Repeat, exactly and completely, the entries shown underneath.
○ ○ ○ ○
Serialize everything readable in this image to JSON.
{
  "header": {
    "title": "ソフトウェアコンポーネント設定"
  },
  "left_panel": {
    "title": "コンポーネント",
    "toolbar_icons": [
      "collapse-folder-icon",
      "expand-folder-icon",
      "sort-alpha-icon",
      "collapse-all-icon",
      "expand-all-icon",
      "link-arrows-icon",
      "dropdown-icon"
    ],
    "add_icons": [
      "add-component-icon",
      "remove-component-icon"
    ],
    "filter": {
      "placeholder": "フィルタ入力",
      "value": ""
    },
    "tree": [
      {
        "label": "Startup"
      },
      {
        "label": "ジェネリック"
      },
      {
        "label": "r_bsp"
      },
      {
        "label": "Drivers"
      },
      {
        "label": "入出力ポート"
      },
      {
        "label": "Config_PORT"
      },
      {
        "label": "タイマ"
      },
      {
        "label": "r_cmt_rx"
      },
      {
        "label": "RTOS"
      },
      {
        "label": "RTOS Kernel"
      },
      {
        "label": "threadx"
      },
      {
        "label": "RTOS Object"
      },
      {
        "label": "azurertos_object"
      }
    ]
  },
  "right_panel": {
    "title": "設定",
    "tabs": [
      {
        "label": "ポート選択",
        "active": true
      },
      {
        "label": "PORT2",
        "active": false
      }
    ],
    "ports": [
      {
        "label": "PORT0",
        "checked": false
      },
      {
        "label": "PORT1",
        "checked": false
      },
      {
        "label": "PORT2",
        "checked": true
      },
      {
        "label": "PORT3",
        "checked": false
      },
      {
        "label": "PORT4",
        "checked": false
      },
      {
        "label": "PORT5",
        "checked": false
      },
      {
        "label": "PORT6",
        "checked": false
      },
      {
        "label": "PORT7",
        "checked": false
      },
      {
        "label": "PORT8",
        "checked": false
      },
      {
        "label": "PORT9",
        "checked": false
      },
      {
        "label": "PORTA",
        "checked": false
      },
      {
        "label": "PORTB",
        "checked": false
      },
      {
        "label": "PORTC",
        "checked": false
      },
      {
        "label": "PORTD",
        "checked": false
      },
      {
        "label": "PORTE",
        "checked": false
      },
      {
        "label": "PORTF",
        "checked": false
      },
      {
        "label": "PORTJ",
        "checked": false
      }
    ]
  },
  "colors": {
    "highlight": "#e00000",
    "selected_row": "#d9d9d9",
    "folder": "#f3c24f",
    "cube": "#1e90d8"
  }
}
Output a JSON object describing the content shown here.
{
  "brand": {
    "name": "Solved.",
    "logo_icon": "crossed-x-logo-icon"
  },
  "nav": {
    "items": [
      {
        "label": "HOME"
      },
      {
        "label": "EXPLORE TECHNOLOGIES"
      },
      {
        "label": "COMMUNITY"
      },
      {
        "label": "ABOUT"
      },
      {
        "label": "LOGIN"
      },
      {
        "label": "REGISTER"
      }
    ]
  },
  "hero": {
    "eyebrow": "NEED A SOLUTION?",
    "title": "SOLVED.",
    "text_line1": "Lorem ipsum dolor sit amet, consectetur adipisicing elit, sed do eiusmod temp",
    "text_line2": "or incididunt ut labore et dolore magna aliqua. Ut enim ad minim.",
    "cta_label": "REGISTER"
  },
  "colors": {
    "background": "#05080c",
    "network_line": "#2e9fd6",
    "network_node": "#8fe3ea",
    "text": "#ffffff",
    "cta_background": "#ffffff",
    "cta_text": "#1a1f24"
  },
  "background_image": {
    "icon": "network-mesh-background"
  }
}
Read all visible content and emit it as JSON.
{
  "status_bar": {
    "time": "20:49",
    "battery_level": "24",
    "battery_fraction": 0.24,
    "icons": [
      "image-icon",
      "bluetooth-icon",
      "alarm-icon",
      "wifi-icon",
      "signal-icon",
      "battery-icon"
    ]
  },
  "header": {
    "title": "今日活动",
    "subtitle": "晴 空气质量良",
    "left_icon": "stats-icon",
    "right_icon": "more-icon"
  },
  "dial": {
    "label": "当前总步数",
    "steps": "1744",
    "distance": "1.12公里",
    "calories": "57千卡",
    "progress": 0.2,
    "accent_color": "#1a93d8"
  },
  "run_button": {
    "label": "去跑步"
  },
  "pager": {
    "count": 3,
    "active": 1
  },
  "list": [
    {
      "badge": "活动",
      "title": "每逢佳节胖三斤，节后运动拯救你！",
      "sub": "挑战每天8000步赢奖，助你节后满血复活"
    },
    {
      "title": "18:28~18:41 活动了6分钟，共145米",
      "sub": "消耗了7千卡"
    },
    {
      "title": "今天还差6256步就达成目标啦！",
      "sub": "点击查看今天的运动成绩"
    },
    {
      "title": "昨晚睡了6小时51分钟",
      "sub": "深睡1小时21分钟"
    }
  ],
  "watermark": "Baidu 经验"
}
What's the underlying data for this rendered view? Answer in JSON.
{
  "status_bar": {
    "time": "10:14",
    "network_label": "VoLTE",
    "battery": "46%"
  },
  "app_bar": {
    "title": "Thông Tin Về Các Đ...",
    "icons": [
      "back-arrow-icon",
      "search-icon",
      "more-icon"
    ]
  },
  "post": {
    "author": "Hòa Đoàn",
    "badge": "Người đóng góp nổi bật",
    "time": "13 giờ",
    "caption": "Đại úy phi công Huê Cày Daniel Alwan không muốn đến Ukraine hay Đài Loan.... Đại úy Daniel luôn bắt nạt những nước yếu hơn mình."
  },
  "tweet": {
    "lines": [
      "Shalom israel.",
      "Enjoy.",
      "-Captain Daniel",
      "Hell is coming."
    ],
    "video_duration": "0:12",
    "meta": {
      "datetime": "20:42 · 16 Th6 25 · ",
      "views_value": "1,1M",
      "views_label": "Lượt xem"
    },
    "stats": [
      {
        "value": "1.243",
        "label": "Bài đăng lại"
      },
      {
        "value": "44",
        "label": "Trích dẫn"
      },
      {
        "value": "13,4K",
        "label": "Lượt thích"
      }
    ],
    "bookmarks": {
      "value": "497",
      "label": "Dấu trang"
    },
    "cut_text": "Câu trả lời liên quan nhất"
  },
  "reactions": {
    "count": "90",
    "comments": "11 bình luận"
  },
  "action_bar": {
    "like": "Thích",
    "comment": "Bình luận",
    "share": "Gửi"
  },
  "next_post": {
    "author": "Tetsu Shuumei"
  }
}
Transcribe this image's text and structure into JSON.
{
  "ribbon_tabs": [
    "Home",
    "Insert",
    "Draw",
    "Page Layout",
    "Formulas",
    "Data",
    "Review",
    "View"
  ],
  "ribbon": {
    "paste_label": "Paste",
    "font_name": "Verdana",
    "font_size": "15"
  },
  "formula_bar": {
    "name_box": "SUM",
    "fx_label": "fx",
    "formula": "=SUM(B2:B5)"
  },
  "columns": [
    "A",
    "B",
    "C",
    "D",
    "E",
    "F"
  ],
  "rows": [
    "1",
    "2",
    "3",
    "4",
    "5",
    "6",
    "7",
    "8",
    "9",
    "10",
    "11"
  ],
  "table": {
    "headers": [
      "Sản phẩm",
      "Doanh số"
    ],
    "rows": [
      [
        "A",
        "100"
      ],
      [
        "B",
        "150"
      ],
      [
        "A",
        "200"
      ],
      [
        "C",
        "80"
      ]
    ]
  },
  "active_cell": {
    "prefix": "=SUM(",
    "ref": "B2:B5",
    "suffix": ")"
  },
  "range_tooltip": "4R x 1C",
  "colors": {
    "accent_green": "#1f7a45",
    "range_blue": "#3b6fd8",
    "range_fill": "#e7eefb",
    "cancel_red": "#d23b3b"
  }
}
○ ○ ○ ○
**Correct response:**
Serialize everything readable in this image to JSON.
{
  "header": {
    "title": "ソフトウェアコンポーネント設定"
  },
  "left_panel": {
    "title": "コンポーネント",
    "toolbar_icons": [
      "collapse-folder-icon",
      "expand-folder-icon",
      "sort-alpha-icon",
      "collapse-all-icon",
      "expand-all-icon",
      "link-arrows-icon",
      "dropdown-icon"
    ],
    "add_icons": [
      "add-component-icon",
      "remove-component-icon"
    ],
    "filter": {
      "placeholder": "フィルタ入力",
      "value": ""
    },
    "tree": [
      {
        "label": "Startup"
      },
      {
        "label": "ジェネリック"
      },
      {
        "label": "r_bsp"
      },
      {
        "label": "Drivers"
      },
      {
        "label": "入出力ポート"
      },
      {
        "label": "Config_PORT"
      },
      {
        "label": "タイマ"
      },
      {
        "label": "r_cmt_rx"
      },
      {
        "label": "RTOS"
      },
      {
        "label": "RTOS Kernel"
      },
      {
        "label": "threadx"
      },
      {
        "label": "RTOS Object"
      },
      {
        "label": "azurertos_object"
      }
    ]
  },
  "right_panel": {
    "title": "設定",
    "tabs": [
      {
        "label": "ポート選択",
        "active": true
      },
      {
        "label": "PORT2",
        "active": false
      }
    ],
    "ports": [
      {
        "label": "PORT0",
        "checked": false
      },
      {
        "label": "PORT1",
        "checked": false
      },
      {
        "label": "PORT2",
        "checked": true
      },
      {
        "label": "PORT3",
        "checked": false
      },
      {
        "label": "PORT4",
        "checked": false
      },
      {
        "label": "PORT5",
        "checked": false
      },
      {
        "label": "PORT6",
        "checked": false
      },
      {
        "label": "PORT7",
        "checked": false
      },
      {
        "label": "PORT8",
        "checked": false
      },
      {
        "label": "PORT9",
        "checked": false
      },
      {
        "label": "PORTA",
        "checked": false
      },
      {
        "label": "PORTB",
        "checked": false
      },
      {
        "label": "PORTC",
        "checked": false
      },
      {
        "label": "PORTD",
        "checked": false
      },
      {
        "label": "PORTE",
        "checked": false
      },
      {
        "label": "PORTF",
        "checked": false
      },
      {
        "label": "PORTJ",
        "checked": false
      }
    ]
  },
  "colors": {
    "highlight": "#e00000",
    "selected_row": "#d9d9d9",
    "folder": "#f3c24f",
    "cube": "#1e90d8"
  }
}
Output a JSON object describing the content shown here.
{
  "brand": {
    "name": "Solved.",
    "logo_icon": "crossed-x-logo-icon"
  },
  "nav": {
    "items": [
      {
        "label": "HOME"
      },
      {
        "label": "EXPLORE TECHNOLOGIES"
      },
      {
        "label": "COMMUNITY"
      },
      {
        "label": "ABOUT"
      },
      {
        "label": "LOGIN"
      },
      {
        "label": "REGISTER"
      }
    ]
  },
  "hero": {
    "eyebrow": "NEED A SOLUTION?",
    "title": "SOLVED.",
    "text_line1": "Lorem ipsum dolor sit amet, consectetur adipisicing elit, sed do eiusmod temp",
    "text_line2": "or incididunt ut labore et dolore magna aliqua. Ut enim ad minim.",
    "cta_label": "REGISTER"
  },
  "colors": {
    "background": "#05080c",
    "network_line": "#2e9fd6",
    "network_node": "#8fe3ea",
    "text": "#ffffff",
    "cta_background": "#ffffff",
    "cta_text": "#1a1f24"
  },
  "background_image": {
    "icon": "network-mesh-background"
  }
}
Read all visible content and emit it as JSON.
{
  "status_bar": {
    "time": "20:49",
    "battery_level": "24",
    "battery_fraction": 0.24,
    "icons": [
      "image-icon",
      "bluetooth-icon",
      "alarm-icon",
      "wifi-icon",
      "signal-icon",
      "battery-icon"
    ]
  },
  "header": {
    "title": "今日活动",
    "subtitle": "晴 空气质量良",
    "left_icon": "stats-icon",
    "right_icon": "more-icon"
  },
  "dial": {
    "label": "当前总步数",
    "steps": "1744",
    "distance": "1.12公里",
    "calories": "57千卡",
    "progress": 0.2,
    "accent_color": "#1a93d8"
  },
  "run_button": {
    "label": "去跑步"
  },
  "pager": {
    "count": 3,
    "active": 1
  },
  "list": [
    {
      "badge": "活动",
      "title": "每逢佳节胖三斤，节后运动拯救你！",
      "sub": "挑战每天8000步赢奖，助你节后满血复活"
    },
    {
      "title": "18:28~18:41 活动了6分钟，共145米",
      "sub": "消耗了7千卡"
    },
    {
      "title": "今天还差6256步就达成目标啦！",
      "sub": "点击查看今天的运动成绩"
    },
    {
      "title": "昨晚睡了6小时51分钟",
      "sub": "深睡1小时21分钟"
    }
  ],
  "watermark": "Baidu 经验"
}
What's the underlying data for this rendered view? Answer in JSON.
{
  "status_bar": {
    "time": "10:14",
    "network_label": "VoLTE",
    "battery": "46%"
  },
  "app_bar": {
    "title": "Thông Tin Về Các Đ...",
    "icons": [
      "back-arrow-icon",
      "search-icon",
      "more-icon"
    ]
  },
  "post": {
    "author": "Hòa Đoàn",
    "badge": "Người đóng góp nổi bật",
    "time": "13 giờ",
    "caption": "Đại úy phi công Huê Cày Daniel Alwan không muốn đến Ukraine hay Đài Loan.... Đại úy Daniel luôn bắt nạt những nước yếu hơn mình."
  },
  "tweet": {
    "lines": [
      "Shalom israel.",
      "Enjoy.",
      "-Captain Daniel",
      "Hell is coming."
    ],
    "video_duration": "0:12",
    "meta": {
      "datetime": "20:42 · 16 Th6 25 · ",
      "views_value": "1,1M",
      "views_label": "Lượt xem"
    },
    "stats": [
      {
        "value": "1.243",
        "label": "Bài đăng lại"
      },
      {
        "value": "44",
        "label": "Trích dẫn"
      },
      {
        "value": "13,4K",
        "label": "Lượt thích"
      }
    ],
    "bookmarks": {
      "value": "497",
      "label": "Dấu trang"
    },
    "cut_text": "Câu trả lời liên quan nhất"
  },
  "reactions": {
    "count": "90",
    "comments": "11 bình luận"
  },
  "action_bar": {
    "like": "Thích",
    "comment": "Bình luận",
    "share": "Gửi"
  },
  "next_post": {
    "author": "Tetsu Shuumei"
  }
}
Transcribe this image's text and structure into JSON.
{
  "ribbon_tabs": [
    "Home",
    "Insert",
    "Draw",
    "Page Layout",
    "Formulas",
    "Data",
    "Review",
    "View"
  ],
  "ribbon": {
    "paste_label": "Paste",
    "font_name": "Verdana",
    "font_size": "15"
  },
  "formula_bar": {
    "name_box": "SUM",
    "fx_label": "fx",
    "formula": "=SUM(B2:B5)"
  },
  "columns": [
    "A",
    "B",
    "C",
    "D",
    "E",
    "F"
  ],
  "rows": [
    "1",
    "2",
    "3",
    "4",
    "5",
    "6",
    "7",
    "8",
    "9",
    "10",
    "11"
  ],
  "table": {
    "headers": [
      "Sản phẩm",
      "Doanh số"
    ],
    "rows": [
      [
        "A",
        "100"
      ],
      [
        "B",
        "150"
      ],
      [
        "A",
        "200"
      ],
      [
        "C",
        "80"
      ]
    ]
  },
  "active_cell": {
    "prefix": "=SUM(",
    "ref": "B2:B5",
    "suffix": ")"
  },
  "range_tooltip": "4R x 1C",
  "colors": {
    "accent_green": "#1f7a45",
    "range_blue": "#3b6fd8",
    "range_fill": "#e7eefb",
    "cancel_red": "#d23b3b"
  }
}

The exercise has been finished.